# Data supplied:
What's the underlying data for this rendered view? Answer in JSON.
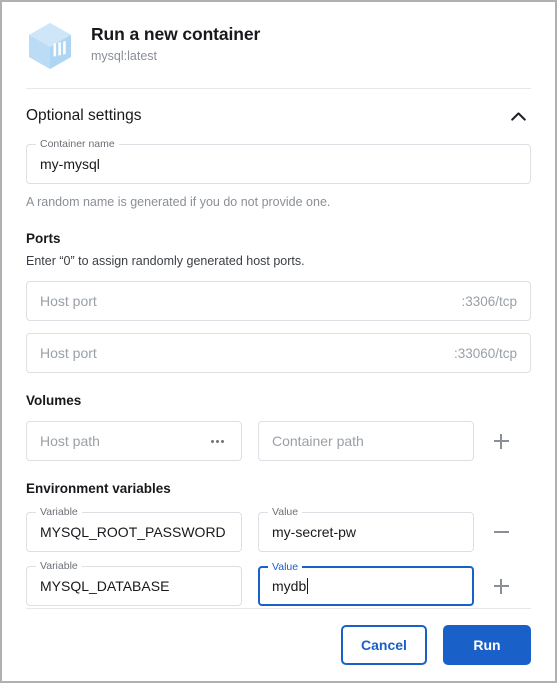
{
  "header": {
    "icon": "container-box-icon",
    "title": "Run a new container",
    "subtitle": "mysql:latest"
  },
  "optional_settings": {
    "title": "Optional settings",
    "collapse_icon": "chevron-up-icon",
    "container_name": {
      "label": "Container name",
      "value": "my-mysql",
      "helper": "A random name is generated if you do not provide one."
    }
  },
  "ports": {
    "title": "Ports",
    "helper": "Enter “0” to assign randomly generated host ports.",
    "rows": [
      {
        "placeholder": "Host port",
        "value": "",
        "suffix": ":3306/tcp"
      },
      {
        "placeholder": "Host port",
        "value": "",
        "suffix": ":33060/tcp"
      }
    ]
  },
  "volumes": {
    "title": "Volumes",
    "host_path_placeholder": "Host path",
    "browse_icon": "ellipsis-icon",
    "container_path_placeholder": "Container path",
    "add_icon": "plus-icon"
  },
  "environment_variables": {
    "title": "Environment variables",
    "rows": [
      {
        "variable_label": "Variable",
        "variable_value": "MYSQL_ROOT_PASSWORD",
        "value_label": "Value",
        "value_value": "my-secret-pw",
        "action_icon": "minus-icon",
        "focused": false
      },
      {
        "variable_label": "Variable",
        "variable_value": "MYSQL_DATABASE",
        "value_label": "Value",
        "value_value": "mydb",
        "action_icon": "plus-icon",
        "focused": true
      }
    ]
  },
  "footer": {
    "cancel_label": "Cancel",
    "run_label": "Run"
  },
  "colors": {
    "accent_blue": "#1a60c9",
    "icon_blue": "#bcdcf5",
    "text_primary": "#17191c",
    "text_muted": "#8a8f97",
    "border": "#dcdfe3"
  }
}
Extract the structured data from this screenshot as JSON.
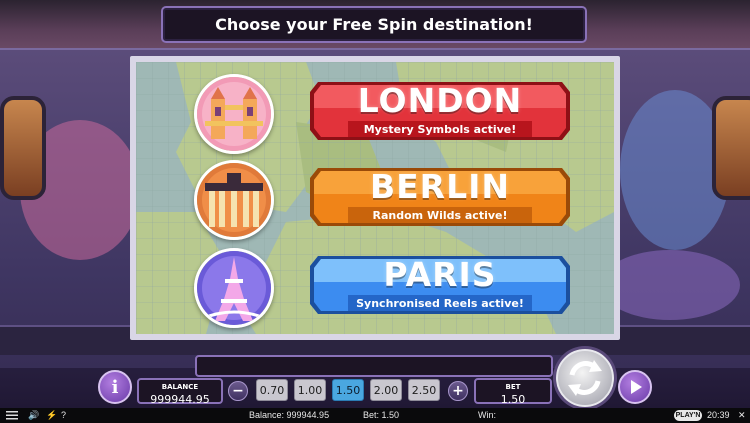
{
  "title": "Choose your Free Spin destination!",
  "destinations": [
    {
      "name": "LONDON",
      "subtitle": "Mystery Symbols active!",
      "color": "#d8262f",
      "icon": "tower-bridge-icon"
    },
    {
      "name": "BERLIN",
      "subtitle": "Random Wilds active!",
      "color": "#f07d12",
      "icon": "brandenburg-gate-icon"
    },
    {
      "name": "PARIS",
      "subtitle": "Synchronised Reels active!",
      "color": "#2f7fe0",
      "icon": "eiffel-tower-icon"
    }
  ],
  "hud": {
    "info_label": "i",
    "balance_label": "BALANCE",
    "balance_value": "999944.95",
    "minus_label": "−",
    "plus_label": "+",
    "bet_options": [
      "0.70",
      "1.00",
      "1.50",
      "2.00",
      "2.50"
    ],
    "selected_bet": "1.50",
    "bet_label": "BET",
    "bet_value": "1.50"
  },
  "status_bar": {
    "balance_text": "Balance: 999944.95",
    "bet_text": "Bet: 1.50",
    "win_text": "Win:",
    "brand": "PLAY'N GO",
    "time": "20:39"
  }
}
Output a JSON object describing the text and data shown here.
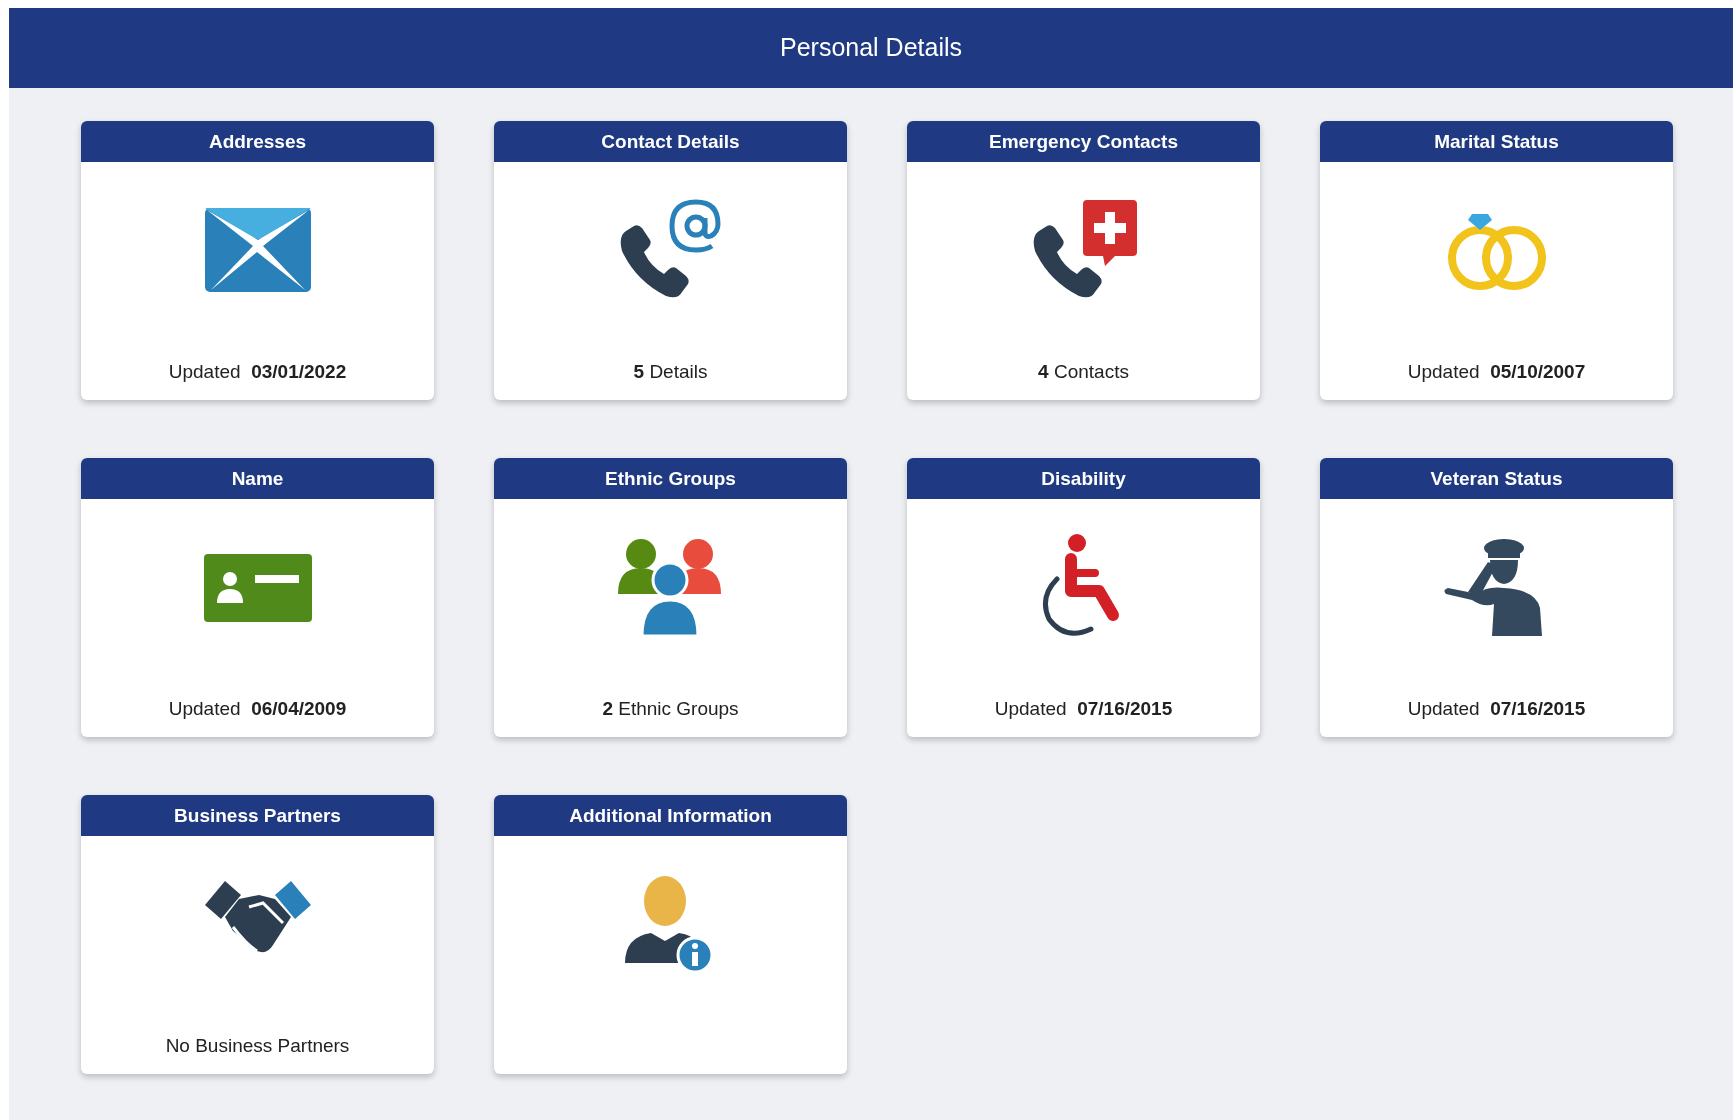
{
  "header": {
    "title": "Personal Details"
  },
  "tiles": [
    {
      "title": "Addresses",
      "footer": "Updated  **03/01/2022**"
    },
    {
      "title": "Contact Details",
      "footer": "**5** Details"
    },
    {
      "title": "Emergency Contacts",
      "footer": "**4** Contacts"
    },
    {
      "title": "Marital Status",
      "footer": "Updated  **05/10/2007**"
    },
    {
      "title": "Name",
      "footer": "Updated  **06/04/2009**"
    },
    {
      "title": "Ethnic Groups",
      "footer": "**2** Ethnic Groups"
    },
    {
      "title": "Disability",
      "footer": "Updated  **07/16/2015**"
    },
    {
      "title": "Veteran Status",
      "footer": "Updated  **07/16/2015**"
    },
    {
      "title": "Business Partners",
      "footer": "No Business Partners"
    },
    {
      "title": "Additional Information"
    }
  ]
}
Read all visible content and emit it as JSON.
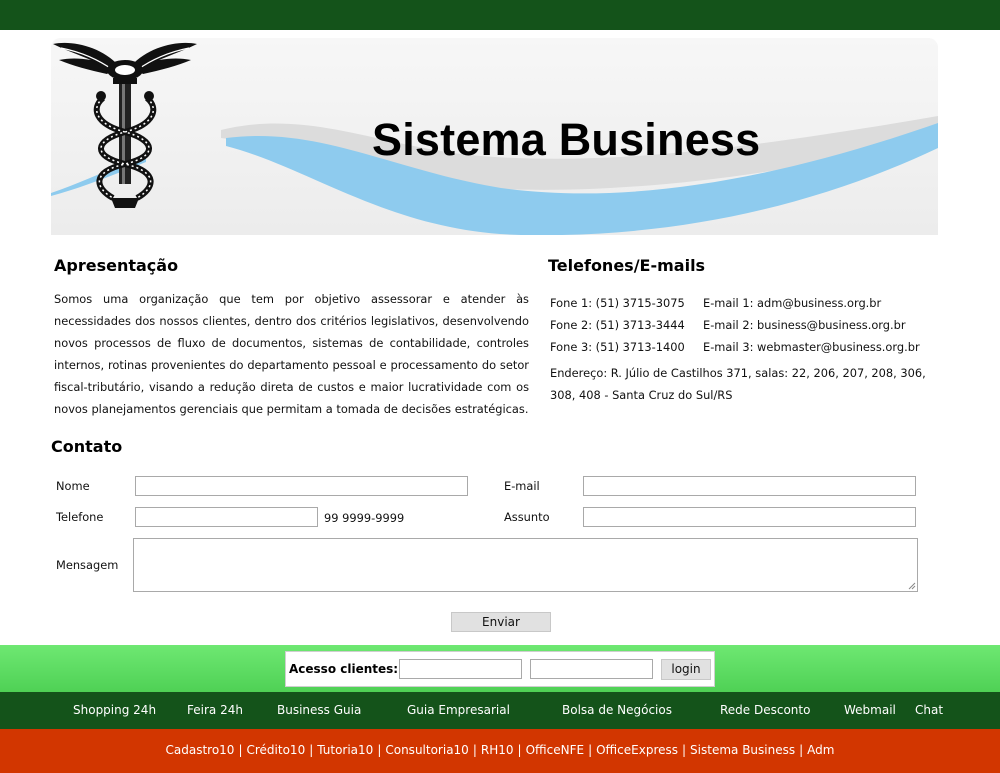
{
  "banner": {
    "title": "Sistema Business",
    "logo_icon": "caduceus-icon"
  },
  "apresentacao": {
    "heading": "Apresentação",
    "text": "Somos uma organização que tem por objetivo assessorar e atender às necessidades dos nossos clientes, dentro dos critérios legislativos, desenvolvendo novos processos de fluxo de documentos, sistemas de contabilidade, controles internos, rotinas provenientes do departamento pessoal e processamento do setor fiscal-tributário, visando a redução direta de custos e maior lucratividade com os novos planejamentos gerenciais que permitam a tomada de decisões estratégicas."
  },
  "contacts": {
    "heading": "Telefones/E-mails",
    "lines": [
      {
        "phone": "Fone 1: (51) 3715-3075",
        "email": "E-mail 1: adm@business.org.br"
      },
      {
        "phone": "Fone 2: (51) 3713-3444",
        "email": "E-mail 2: business@business.org.br"
      },
      {
        "phone": "Fone 3: (51) 3713-1400",
        "email": "E-mail 3: webmaster@business.org.br"
      }
    ],
    "address": "Endereço: R. Júlio de Castilhos 371, salas: 22, 206, 207, 208, 306, 308, 408 - Santa Cruz do Sul/RS"
  },
  "form": {
    "heading": "Contato",
    "name_label": "Nome",
    "name_value": "",
    "email_label": "E-mail",
    "email_value": "",
    "phone_label": "Telefone",
    "phone_value": "",
    "phone_hint": "99 9999-9999",
    "subject_label": "Assunto",
    "subject_value": "",
    "message_label": "Mensagem",
    "message_value": "",
    "submit_label": "Enviar"
  },
  "access": {
    "label": "Acesso clientes:",
    "user_value": "",
    "password_value": "",
    "login_label": "login"
  },
  "nav": {
    "items": [
      "Shopping 24h",
      "Feira 24h",
      "Business Guia",
      "Guia Empresarial",
      "Bolsa de Negócios",
      "Rede Desconto",
      "Webmail",
      "Chat"
    ]
  },
  "footer_links": [
    "Cadastro10",
    "Crédito10",
    "Tutoria10",
    "Consultoria10",
    "RH10",
    "OfficeNFE",
    "OfficeExpress",
    "Sistema Business",
    "Adm"
  ],
  "colors": {
    "dark_green": "#14531a",
    "light_green": "#5ad95f",
    "red": "#d23600",
    "swoosh_blue": "#8ecbee"
  }
}
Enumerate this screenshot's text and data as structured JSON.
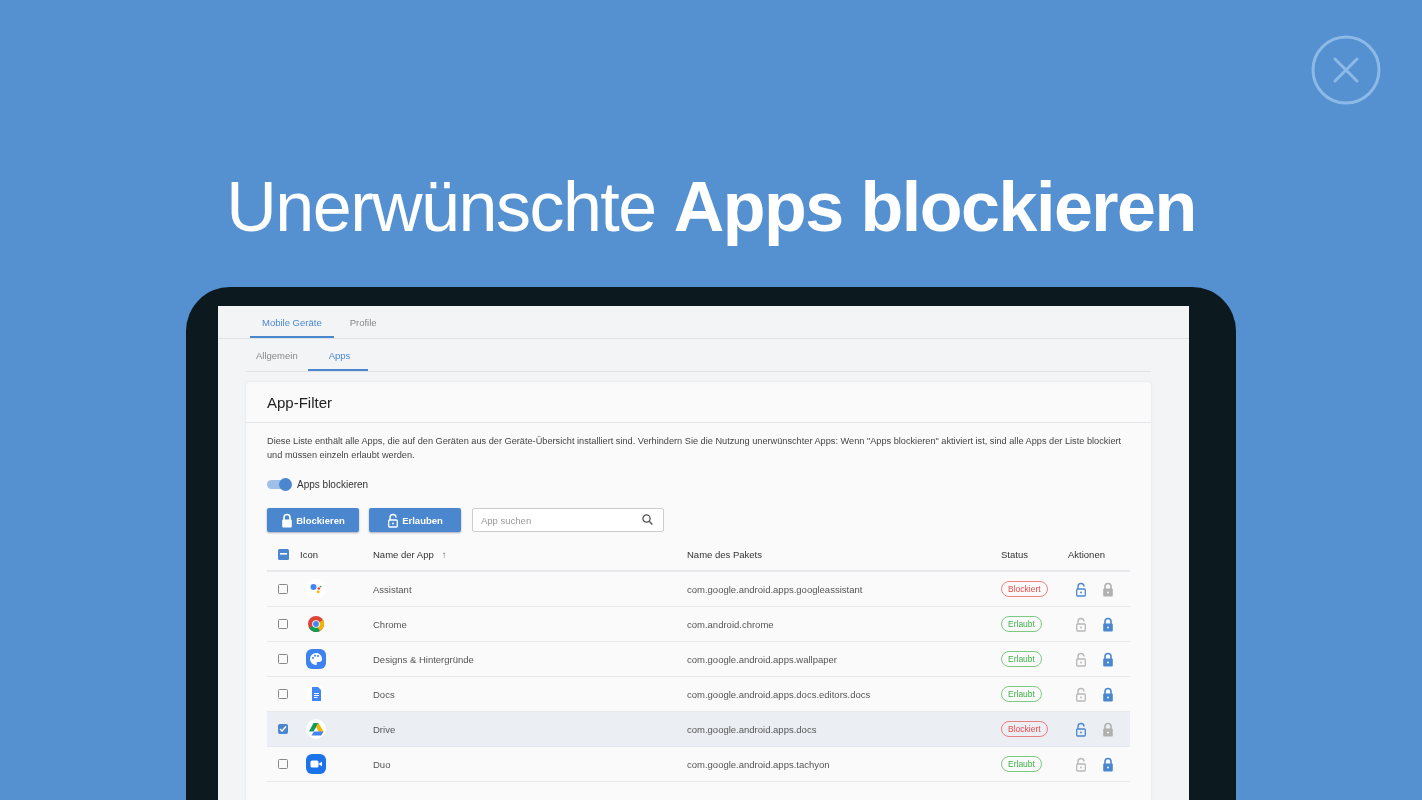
{
  "headline": "Unerwünschte **Apps blockieren**",
  "tabs": [
    {
      "label": "Mobile Geräte",
      "selected": true
    },
    {
      "label": "Profile",
      "selected": false
    }
  ],
  "subtabs": [
    {
      "label": "Allgemein",
      "selected": false
    },
    {
      "label": "Apps",
      "selected": true
    }
  ],
  "card": {
    "title": "App-Filter",
    "description": "Diese Liste enthält alle Apps, die auf den Geräten aus der Geräte-Übersicht installiert sind. Verhindern Sie die Nutzung unerwünschter Apps: Wenn \"Apps blockieren\" aktiviert ist, sind alle Apps der Liste blockiert und müssen einzeln erlaubt werden.",
    "toggle": {
      "label": "Apps blockieren",
      "on": true
    },
    "buttons": [
      {
        "label": "Blockieren",
        "kind": "lock"
      },
      {
        "label": "Erlauben",
        "kind": "unlock"
      }
    ],
    "search": {
      "placeholder": "App suchen"
    },
    "table": {
      "select_all": {
        "indeterminate": true
      },
      "columns": [
        "Icon",
        "Name der App",
        "Name des Pakets",
        "Status",
        "Aktionen"
      ],
      "sort_arrow": "↑",
      "rows": [
        {
          "checked": false,
          "name": "Assistant",
          "package": "com.google.android.apps.googleassistant",
          "status": "Blockiert",
          "blocked": true
        },
        {
          "checked": false,
          "name": "Chrome",
          "package": "com.android.chrome",
          "status": "Erlaubt",
          "blocked": false
        },
        {
          "checked": false,
          "name": "Designs & Hintergründe",
          "package": "com.google.android.apps.wallpaper",
          "status": "Erlaubt",
          "blocked": false
        },
        {
          "checked": false,
          "name": "Docs",
          "package": "com.google.android.apps.docs.editors.docs",
          "status": "Erlaubt",
          "blocked": false
        },
        {
          "checked": true,
          "name": "Drive",
          "package": "com.google.android.apps.docs",
          "status": "Blockiert",
          "blocked": true
        },
        {
          "checked": false,
          "name": "Duo",
          "package": "com.google.android.apps.tachyon",
          "status": "Erlaubt",
          "blocked": false
        }
      ]
    }
  }
}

# Exercise directions:
In the entries above, find every line with the word "JSON" and list it.

# Answer to this problem:
What's the underlying data for this rendered view? Answer in JSON.
Extract the structured data from this screenshot as JSON.
Output a JSON object describing the text and data shown here.
Read all visible content and emit it as JSON.
Enumerate this screenshot's text and data as structured JSON.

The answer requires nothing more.